### MATERIAL FOR THIS EXERCISE
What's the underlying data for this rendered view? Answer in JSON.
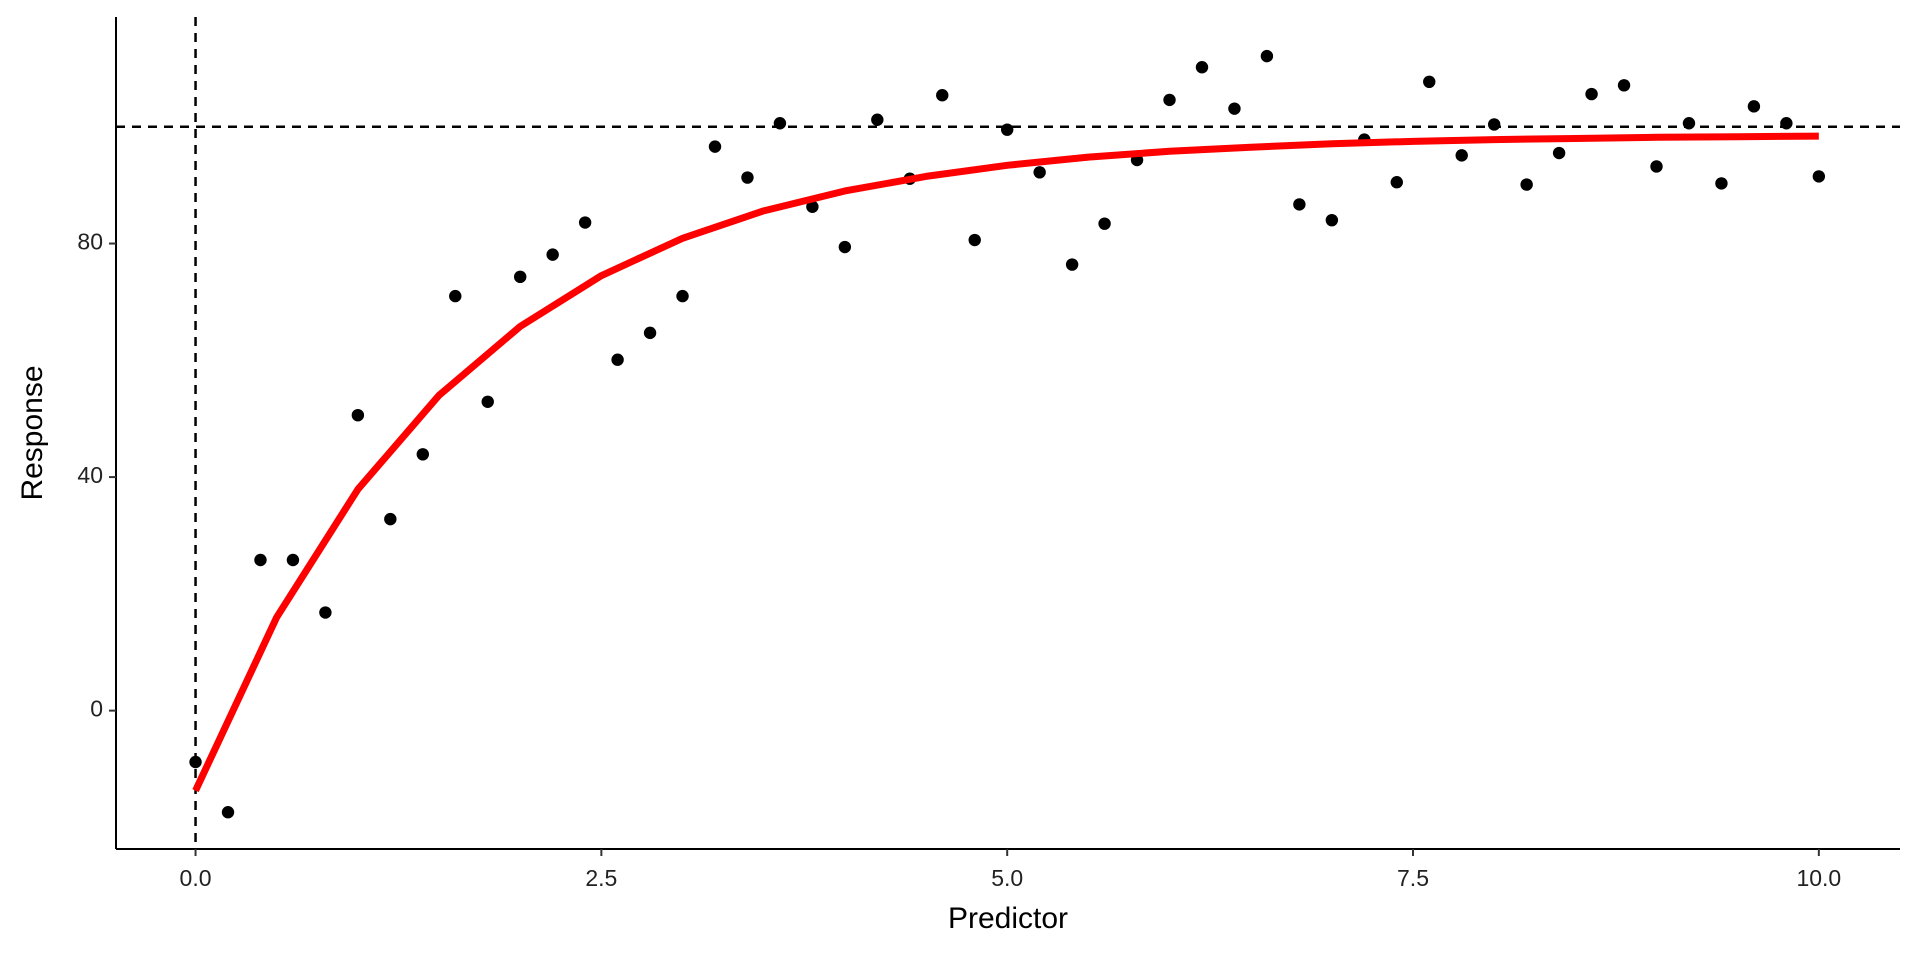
{
  "chart_data": {
    "type": "scatter",
    "xlabel": "Predictor",
    "ylabel": "Response",
    "x": [
      0,
      0.2,
      0.4,
      0.6,
      0.8,
      1.0,
      1.2,
      1.4,
      1.6,
      1.8,
      2.0,
      2.2,
      2.4,
      2.6,
      2.8,
      3.0,
      3.2,
      3.4,
      3.6,
      3.8,
      4.0,
      4.2,
      4.4,
      4.6,
      4.8,
      5.0,
      5.2,
      5.4,
      5.6,
      5.8,
      6.0,
      6.2,
      6.4,
      6.6,
      6.8,
      7.0,
      7.2,
      7.4,
      7.6,
      7.8,
      8.0,
      8.2,
      8.4,
      8.6,
      8.8,
      9.0,
      9.2,
      9.4,
      9.6,
      9.8,
      10.0
    ],
    "values": [
      -8.8,
      -17.4,
      25.8,
      25.8,
      16.8,
      50.6,
      32.8,
      43.9,
      71.0,
      52.9,
      74.3,
      78.1,
      83.6,
      60.1,
      64.7,
      71.0,
      96.6,
      91.3,
      100.6,
      86.3,
      79.4,
      101.2,
      91.1,
      105.4,
      80.6,
      99.5,
      92.2,
      76.4,
      83.4,
      94.3,
      104.6,
      110.2,
      103.1,
      112.1,
      86.7,
      84.0,
      97.8,
      90.5,
      107.7,
      95.1,
      100.4,
      90.1,
      95.5,
      105.6,
      107.1,
      93.2,
      100.6,
      90.3,
      103.5,
      100.6,
      91.5
    ],
    "color": "#000000",
    "fit": {
      "type": "line",
      "x": [
        0,
        0.5,
        1,
        1.5,
        2,
        2.5,
        3,
        3.5,
        4,
        4.5,
        5,
        5.5,
        6,
        6.5,
        7,
        7.5,
        8,
        8.5,
        9,
        9.5,
        10
      ],
      "values": [
        -13.7,
        16.0,
        37.9,
        54.0,
        65.8,
        74.5,
        80.9,
        85.6,
        89.0,
        91.5,
        93.4,
        94.8,
        95.8,
        96.5,
        97.1,
        97.5,
        97.8,
        98.0,
        98.2,
        98.3,
        98.4
      ],
      "color": "#ff0000"
    },
    "hlines": [
      100
    ],
    "vlines": [
      0
    ],
    "xlim": [
      -0.49,
      10.5
    ],
    "ylim": [
      -23.7,
      118.8
    ],
    "xticks": [
      {
        "value": 0,
        "label": "0.0"
      },
      2.5,
      {
        "value": 5,
        "label": "5.0"
      },
      7.5,
      {
        "value": 10,
        "label": "10.0"
      }
    ],
    "yticks": [
      0,
      40,
      80
    ],
    "grid": false
  }
}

### GOAL
Can you restate all the records above word for word while dropping the pictures?

### PROBLEM SOLUTION
What's the underlying data for this rendered view? Answer in JSON.
{
  "chart_data": {
    "type": "scatter",
    "xlabel": "Predictor",
    "ylabel": "Response",
    "x": [
      0,
      0.2,
      0.4,
      0.6,
      0.8,
      1.0,
      1.2,
      1.4,
      1.6,
      1.8,
      2.0,
      2.2,
      2.4,
      2.6,
      2.8,
      3.0,
      3.2,
      3.4,
      3.6,
      3.8,
      4.0,
      4.2,
      4.4,
      4.6,
      4.8,
      5.0,
      5.2,
      5.4,
      5.6,
      5.8,
      6.0,
      6.2,
      6.4,
      6.6,
      6.8,
      7.0,
      7.2,
      7.4,
      7.6,
      7.8,
      8.0,
      8.2,
      8.4,
      8.6,
      8.8,
      9.0,
      9.2,
      9.4,
      9.6,
      9.8,
      10.0
    ],
    "values": [
      -8.8,
      -17.4,
      25.8,
      25.8,
      16.8,
      50.6,
      32.8,
      43.9,
      71.0,
      52.9,
      74.3,
      78.1,
      83.6,
      60.1,
      64.7,
      71.0,
      96.6,
      91.3,
      100.6,
      86.3,
      79.4,
      101.2,
      91.1,
      105.4,
      80.6,
      99.5,
      92.2,
      76.4,
      83.4,
      94.3,
      104.6,
      110.2,
      103.1,
      112.1,
      86.7,
      84.0,
      97.8,
      90.5,
      107.7,
      95.1,
      100.4,
      90.1,
      95.5,
      105.6,
      107.1,
      93.2,
      100.6,
      90.3,
      103.5,
      100.6,
      91.5
    ],
    "color": "#000000",
    "fit": {
      "type": "line",
      "x": [
        0,
        0.5,
        1,
        1.5,
        2,
        2.5,
        3,
        3.5,
        4,
        4.5,
        5,
        5.5,
        6,
        6.5,
        7,
        7.5,
        8,
        8.5,
        9,
        9.5,
        10
      ],
      "values": [
        -13.7,
        16.0,
        37.9,
        54.0,
        65.8,
        74.5,
        80.9,
        85.6,
        89.0,
        91.5,
        93.4,
        94.8,
        95.8,
        96.5,
        97.1,
        97.5,
        97.8,
        98.0,
        98.2,
        98.3,
        98.4
      ],
      "color": "#ff0000"
    },
    "hlines": [
      100
    ],
    "vlines": [
      0
    ],
    "xlim": [
      -0.49,
      10.5
    ],
    "ylim": [
      -23.7,
      118.8
    ],
    "xticks": [
      {
        "value": 0,
        "label": "0.0"
      },
      2.5,
      {
        "value": 5,
        "label": "5.0"
      },
      7.5,
      {
        "value": 10,
        "label": "10.0"
      }
    ],
    "yticks": [
      0,
      40,
      80
    ],
    "grid": false
  }
}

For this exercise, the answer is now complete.